Given entries
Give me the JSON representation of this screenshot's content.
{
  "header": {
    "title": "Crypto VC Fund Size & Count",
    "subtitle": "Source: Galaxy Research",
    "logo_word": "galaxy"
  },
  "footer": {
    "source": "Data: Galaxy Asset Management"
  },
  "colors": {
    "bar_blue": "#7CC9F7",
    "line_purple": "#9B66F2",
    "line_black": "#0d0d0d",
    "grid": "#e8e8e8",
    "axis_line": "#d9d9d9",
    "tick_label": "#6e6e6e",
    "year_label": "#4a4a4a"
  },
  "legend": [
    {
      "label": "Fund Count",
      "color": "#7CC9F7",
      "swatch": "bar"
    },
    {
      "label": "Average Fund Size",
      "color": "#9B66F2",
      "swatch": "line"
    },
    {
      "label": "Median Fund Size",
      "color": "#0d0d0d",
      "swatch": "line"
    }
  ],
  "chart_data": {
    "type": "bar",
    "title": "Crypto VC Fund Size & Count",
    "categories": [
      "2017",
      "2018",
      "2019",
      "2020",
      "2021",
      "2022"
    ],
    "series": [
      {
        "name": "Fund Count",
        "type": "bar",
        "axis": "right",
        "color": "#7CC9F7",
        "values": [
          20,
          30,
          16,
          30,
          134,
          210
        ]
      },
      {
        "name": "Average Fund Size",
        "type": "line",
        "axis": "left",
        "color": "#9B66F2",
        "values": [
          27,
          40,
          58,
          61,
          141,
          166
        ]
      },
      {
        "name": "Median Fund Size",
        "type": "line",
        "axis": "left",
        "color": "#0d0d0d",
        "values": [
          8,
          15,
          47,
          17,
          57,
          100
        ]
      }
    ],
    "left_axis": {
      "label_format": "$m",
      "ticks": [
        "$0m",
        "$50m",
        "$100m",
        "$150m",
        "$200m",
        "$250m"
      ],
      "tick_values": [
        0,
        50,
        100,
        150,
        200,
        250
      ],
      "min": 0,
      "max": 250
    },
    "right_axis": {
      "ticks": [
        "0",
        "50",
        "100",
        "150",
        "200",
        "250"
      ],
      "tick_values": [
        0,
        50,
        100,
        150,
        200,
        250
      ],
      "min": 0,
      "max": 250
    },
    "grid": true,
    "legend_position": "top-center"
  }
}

Directions
Your task is to return the full listing exactly as it was given.

Task output
Give me the JSON representation of this screenshot's content.
{
  "header": {
    "title": "Crypto VC Fund Size & Count",
    "subtitle": "Source: Galaxy Research",
    "logo_word": "galaxy"
  },
  "footer": {
    "source": "Data: Galaxy Asset Management"
  },
  "colors": {
    "bar_blue": "#7CC9F7",
    "line_purple": "#9B66F2",
    "line_black": "#0d0d0d",
    "grid": "#e8e8e8",
    "axis_line": "#d9d9d9",
    "tick_label": "#6e6e6e",
    "year_label": "#4a4a4a"
  },
  "legend": [
    {
      "label": "Fund Count",
      "color": "#7CC9F7",
      "swatch": "bar"
    },
    {
      "label": "Average Fund Size",
      "color": "#9B66F2",
      "swatch": "line"
    },
    {
      "label": "Median Fund Size",
      "color": "#0d0d0d",
      "swatch": "line"
    }
  ],
  "chart_data": {
    "type": "bar",
    "title": "Crypto VC Fund Size & Count",
    "categories": [
      "2017",
      "2018",
      "2019",
      "2020",
      "2021",
      "2022"
    ],
    "series": [
      {
        "name": "Fund Count",
        "type": "bar",
        "axis": "right",
        "color": "#7CC9F7",
        "values": [
          20,
          30,
          16,
          30,
          134,
          210
        ]
      },
      {
        "name": "Average Fund Size",
        "type": "line",
        "axis": "left",
        "color": "#9B66F2",
        "values": [
          27,
          40,
          58,
          61,
          141,
          166
        ]
      },
      {
        "name": "Median Fund Size",
        "type": "line",
        "axis": "left",
        "color": "#0d0d0d",
        "values": [
          8,
          15,
          47,
          17,
          57,
          100
        ]
      }
    ],
    "left_axis": {
      "label_format": "$m",
      "ticks": [
        "$0m",
        "$50m",
        "$100m",
        "$150m",
        "$200m",
        "$250m"
      ],
      "tick_values": [
        0,
        50,
        100,
        150,
        200,
        250
      ],
      "min": 0,
      "max": 250
    },
    "right_axis": {
      "ticks": [
        "0",
        "50",
        "100",
        "150",
        "200",
        "250"
      ],
      "tick_values": [
        0,
        50,
        100,
        150,
        200,
        250
      ],
      "min": 0,
      "max": 250
    },
    "grid": true,
    "legend_position": "top-center"
  }
}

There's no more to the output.